Dataset records of document pages:
▼
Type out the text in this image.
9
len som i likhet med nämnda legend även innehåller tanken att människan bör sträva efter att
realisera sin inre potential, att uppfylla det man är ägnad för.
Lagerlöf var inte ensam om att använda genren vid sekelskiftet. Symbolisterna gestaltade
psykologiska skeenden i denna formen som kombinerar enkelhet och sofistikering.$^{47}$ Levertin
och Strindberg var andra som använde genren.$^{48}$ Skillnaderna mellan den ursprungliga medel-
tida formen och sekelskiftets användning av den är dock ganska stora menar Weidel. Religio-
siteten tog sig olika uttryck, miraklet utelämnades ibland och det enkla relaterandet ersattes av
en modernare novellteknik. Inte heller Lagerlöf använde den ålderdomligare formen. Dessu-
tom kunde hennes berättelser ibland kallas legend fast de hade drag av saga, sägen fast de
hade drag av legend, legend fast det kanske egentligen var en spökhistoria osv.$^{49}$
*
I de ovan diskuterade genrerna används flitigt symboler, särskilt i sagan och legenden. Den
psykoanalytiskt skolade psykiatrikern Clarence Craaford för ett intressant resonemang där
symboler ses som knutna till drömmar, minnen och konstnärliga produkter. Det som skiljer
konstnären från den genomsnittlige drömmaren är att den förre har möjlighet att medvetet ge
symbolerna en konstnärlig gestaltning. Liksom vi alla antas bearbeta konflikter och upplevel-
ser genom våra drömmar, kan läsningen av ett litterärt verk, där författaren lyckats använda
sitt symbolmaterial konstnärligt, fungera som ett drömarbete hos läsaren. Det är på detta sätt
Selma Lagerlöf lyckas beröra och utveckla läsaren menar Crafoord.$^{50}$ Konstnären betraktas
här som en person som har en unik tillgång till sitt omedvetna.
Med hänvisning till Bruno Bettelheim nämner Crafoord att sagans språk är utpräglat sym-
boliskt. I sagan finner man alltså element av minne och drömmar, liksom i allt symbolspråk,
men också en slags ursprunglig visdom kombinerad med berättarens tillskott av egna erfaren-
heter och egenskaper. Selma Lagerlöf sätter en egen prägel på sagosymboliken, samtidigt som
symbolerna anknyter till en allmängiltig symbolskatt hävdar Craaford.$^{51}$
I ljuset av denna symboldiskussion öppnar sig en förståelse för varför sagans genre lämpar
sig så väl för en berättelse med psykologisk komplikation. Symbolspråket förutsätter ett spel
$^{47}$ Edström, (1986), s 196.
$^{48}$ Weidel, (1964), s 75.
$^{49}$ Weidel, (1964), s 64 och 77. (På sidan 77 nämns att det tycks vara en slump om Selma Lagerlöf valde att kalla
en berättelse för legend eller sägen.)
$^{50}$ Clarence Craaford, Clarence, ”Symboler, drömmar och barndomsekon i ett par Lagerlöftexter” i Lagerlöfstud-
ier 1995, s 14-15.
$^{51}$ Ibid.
▲
Required action: Go through the data line by line and say how many lines contain "drag". Give the number alone.

Written answer: 2